====== Records shown ======

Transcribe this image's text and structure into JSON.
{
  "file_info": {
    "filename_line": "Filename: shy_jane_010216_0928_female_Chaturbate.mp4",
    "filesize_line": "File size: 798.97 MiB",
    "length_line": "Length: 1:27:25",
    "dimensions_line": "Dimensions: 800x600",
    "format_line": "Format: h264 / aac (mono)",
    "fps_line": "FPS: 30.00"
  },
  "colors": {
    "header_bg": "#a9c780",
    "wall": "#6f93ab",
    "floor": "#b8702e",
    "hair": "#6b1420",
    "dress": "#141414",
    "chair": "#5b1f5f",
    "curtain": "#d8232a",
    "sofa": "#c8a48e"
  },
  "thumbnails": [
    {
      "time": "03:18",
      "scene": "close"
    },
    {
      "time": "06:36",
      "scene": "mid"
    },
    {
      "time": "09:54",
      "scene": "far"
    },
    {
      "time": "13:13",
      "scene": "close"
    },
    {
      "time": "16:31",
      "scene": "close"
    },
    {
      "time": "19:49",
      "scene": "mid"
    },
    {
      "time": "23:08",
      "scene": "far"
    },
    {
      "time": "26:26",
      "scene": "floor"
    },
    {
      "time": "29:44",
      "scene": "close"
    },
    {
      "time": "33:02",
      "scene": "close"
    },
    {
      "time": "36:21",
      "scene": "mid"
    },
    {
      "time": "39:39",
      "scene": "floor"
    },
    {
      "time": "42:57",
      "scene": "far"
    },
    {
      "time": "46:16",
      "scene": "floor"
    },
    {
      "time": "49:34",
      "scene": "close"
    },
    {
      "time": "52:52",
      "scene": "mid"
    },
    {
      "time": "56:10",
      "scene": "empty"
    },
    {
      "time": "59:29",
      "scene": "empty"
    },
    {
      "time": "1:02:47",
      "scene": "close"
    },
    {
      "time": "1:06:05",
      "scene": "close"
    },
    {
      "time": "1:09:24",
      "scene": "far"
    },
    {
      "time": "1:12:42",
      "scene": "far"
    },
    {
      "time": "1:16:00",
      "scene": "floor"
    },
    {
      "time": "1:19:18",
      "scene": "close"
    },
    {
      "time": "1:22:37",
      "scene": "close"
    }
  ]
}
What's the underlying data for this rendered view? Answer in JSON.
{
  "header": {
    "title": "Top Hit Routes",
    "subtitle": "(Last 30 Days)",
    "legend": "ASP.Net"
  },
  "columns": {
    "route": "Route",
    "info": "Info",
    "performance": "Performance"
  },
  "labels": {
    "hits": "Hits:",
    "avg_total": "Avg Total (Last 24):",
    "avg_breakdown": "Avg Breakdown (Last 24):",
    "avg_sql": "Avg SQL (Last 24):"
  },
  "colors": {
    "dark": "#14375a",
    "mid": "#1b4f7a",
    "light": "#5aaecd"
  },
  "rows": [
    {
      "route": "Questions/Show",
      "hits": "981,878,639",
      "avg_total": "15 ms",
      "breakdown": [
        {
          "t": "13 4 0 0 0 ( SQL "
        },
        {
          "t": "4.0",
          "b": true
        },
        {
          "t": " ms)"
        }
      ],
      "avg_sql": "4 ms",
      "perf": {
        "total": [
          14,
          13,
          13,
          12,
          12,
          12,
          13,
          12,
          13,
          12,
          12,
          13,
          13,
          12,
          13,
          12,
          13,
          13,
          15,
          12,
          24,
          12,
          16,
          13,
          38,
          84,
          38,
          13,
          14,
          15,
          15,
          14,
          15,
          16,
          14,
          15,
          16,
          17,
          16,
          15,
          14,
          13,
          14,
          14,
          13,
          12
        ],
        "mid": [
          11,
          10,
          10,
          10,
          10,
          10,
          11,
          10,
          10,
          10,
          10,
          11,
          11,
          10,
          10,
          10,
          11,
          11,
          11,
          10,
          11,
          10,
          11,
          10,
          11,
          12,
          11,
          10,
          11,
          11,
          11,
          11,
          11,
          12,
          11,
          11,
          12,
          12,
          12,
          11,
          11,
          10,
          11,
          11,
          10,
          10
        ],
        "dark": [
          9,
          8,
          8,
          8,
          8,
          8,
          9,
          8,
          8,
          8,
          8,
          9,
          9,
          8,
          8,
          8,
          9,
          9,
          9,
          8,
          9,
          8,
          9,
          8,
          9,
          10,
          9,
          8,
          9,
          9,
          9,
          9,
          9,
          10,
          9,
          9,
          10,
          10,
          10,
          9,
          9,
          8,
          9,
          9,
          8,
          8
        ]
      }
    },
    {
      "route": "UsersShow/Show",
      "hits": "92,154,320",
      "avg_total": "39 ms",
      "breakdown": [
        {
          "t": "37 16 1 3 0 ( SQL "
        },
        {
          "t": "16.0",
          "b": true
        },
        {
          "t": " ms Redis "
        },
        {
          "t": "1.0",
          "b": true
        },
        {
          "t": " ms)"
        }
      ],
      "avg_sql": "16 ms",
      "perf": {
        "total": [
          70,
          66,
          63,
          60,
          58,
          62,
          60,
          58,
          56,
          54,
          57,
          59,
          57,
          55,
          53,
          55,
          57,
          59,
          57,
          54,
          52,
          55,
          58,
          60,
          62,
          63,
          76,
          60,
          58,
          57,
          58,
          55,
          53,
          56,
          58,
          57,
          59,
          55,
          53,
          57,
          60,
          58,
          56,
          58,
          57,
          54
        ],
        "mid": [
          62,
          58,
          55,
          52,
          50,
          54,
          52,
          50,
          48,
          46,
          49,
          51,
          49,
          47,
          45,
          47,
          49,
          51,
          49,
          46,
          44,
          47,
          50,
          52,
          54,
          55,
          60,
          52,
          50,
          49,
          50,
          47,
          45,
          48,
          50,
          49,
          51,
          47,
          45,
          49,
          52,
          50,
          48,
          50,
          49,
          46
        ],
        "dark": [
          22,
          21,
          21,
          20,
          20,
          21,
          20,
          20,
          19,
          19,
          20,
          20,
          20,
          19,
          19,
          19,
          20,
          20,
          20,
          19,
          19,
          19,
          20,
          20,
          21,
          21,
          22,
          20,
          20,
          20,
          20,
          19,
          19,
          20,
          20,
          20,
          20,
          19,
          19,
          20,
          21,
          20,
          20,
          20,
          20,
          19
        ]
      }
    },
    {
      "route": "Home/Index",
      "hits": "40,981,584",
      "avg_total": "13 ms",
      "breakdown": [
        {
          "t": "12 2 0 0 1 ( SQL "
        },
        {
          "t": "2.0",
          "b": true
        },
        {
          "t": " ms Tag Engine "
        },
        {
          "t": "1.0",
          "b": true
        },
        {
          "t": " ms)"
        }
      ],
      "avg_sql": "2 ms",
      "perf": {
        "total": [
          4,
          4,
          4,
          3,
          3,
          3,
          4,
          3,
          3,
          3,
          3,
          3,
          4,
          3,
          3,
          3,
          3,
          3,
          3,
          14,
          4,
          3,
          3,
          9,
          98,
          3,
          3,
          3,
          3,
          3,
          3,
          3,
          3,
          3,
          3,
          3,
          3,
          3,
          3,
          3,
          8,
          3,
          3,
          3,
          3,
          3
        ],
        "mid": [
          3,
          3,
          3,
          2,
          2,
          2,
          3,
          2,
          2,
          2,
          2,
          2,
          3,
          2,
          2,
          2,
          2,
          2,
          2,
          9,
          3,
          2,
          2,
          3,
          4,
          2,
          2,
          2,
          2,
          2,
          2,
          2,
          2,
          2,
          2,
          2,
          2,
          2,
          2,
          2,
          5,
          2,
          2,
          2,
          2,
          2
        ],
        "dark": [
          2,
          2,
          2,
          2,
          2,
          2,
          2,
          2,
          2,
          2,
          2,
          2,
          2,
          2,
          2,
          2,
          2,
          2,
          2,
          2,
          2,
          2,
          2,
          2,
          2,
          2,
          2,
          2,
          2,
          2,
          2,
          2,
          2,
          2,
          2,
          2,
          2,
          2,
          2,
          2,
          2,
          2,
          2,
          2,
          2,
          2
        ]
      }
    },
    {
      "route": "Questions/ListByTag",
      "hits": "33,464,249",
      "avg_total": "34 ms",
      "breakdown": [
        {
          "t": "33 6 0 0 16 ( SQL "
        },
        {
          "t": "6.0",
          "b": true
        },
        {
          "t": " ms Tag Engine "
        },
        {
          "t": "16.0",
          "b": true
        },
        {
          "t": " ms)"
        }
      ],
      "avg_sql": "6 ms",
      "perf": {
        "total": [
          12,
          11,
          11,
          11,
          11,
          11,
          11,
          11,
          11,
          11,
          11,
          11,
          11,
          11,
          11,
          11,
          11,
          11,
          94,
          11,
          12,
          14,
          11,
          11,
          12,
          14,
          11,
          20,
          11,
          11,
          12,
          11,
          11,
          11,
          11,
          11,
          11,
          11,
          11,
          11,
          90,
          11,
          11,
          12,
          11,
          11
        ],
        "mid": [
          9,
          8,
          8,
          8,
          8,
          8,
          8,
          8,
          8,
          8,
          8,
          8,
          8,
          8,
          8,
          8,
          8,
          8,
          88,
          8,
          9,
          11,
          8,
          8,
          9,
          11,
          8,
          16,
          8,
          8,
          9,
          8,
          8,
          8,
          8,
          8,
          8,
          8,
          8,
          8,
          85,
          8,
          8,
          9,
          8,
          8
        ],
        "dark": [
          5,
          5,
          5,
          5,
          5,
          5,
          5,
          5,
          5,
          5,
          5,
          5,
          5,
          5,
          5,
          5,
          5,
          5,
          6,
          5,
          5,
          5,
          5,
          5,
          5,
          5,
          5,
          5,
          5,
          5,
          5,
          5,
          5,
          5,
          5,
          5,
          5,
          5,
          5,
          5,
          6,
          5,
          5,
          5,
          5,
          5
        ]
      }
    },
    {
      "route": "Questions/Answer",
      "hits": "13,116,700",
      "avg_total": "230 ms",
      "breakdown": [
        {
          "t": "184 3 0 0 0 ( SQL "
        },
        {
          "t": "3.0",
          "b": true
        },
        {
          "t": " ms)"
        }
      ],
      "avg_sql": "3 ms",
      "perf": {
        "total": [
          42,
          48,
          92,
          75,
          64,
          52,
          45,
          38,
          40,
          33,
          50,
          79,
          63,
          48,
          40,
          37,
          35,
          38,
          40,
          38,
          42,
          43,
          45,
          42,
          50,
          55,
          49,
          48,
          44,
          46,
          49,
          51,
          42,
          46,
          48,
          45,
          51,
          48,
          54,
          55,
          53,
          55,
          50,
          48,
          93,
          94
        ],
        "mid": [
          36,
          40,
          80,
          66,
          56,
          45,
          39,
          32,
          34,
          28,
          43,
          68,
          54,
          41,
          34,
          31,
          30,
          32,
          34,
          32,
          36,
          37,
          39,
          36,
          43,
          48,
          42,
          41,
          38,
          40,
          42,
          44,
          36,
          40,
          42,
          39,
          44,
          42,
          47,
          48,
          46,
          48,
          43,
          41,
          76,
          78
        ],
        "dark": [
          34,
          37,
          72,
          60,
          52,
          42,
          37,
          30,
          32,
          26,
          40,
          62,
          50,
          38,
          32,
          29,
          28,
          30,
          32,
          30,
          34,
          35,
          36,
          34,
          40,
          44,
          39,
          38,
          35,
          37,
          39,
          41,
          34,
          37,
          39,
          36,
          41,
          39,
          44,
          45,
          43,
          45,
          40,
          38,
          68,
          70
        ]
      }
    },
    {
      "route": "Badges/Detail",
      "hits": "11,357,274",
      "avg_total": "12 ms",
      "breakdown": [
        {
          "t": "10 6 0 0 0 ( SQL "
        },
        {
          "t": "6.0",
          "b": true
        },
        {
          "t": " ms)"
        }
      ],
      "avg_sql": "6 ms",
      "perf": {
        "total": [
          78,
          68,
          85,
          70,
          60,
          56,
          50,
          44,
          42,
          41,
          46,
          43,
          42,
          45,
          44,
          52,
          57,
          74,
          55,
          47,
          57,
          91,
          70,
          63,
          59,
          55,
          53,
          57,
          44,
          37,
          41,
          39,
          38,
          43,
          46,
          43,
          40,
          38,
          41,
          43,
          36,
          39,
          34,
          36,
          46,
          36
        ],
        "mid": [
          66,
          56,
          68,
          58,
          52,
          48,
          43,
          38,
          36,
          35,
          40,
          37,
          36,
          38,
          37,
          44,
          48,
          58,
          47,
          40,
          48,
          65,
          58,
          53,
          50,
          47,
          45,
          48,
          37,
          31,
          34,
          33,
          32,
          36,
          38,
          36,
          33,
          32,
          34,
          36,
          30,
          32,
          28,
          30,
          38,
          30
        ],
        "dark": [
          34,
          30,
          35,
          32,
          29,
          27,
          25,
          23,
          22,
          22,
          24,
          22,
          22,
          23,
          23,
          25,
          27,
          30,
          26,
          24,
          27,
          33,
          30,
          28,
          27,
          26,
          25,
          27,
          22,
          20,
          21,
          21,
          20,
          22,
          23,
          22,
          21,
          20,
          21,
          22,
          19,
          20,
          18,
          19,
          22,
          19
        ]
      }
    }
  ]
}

======

## Objective
Search the material above for "Answer". Pull out each line where it shows up.

## Final result
What's the underlying data for this rendered view? Answer in JSON.
      "route": "Questions/Answer",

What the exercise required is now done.